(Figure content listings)
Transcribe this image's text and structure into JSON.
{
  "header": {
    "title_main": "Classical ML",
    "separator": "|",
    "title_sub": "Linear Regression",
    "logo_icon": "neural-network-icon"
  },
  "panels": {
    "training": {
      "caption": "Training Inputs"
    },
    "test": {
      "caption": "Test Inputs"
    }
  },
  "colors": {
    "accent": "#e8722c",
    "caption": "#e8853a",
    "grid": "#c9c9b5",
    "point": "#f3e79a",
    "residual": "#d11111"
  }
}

REQUIRED WORK – Which lines hold the word "caption"? Return all of them from the records above.

ANSWER TO THE TASK –
      "caption": "Training Inputs"
      "caption": "Test Inputs"
    "caption": "#e8853a",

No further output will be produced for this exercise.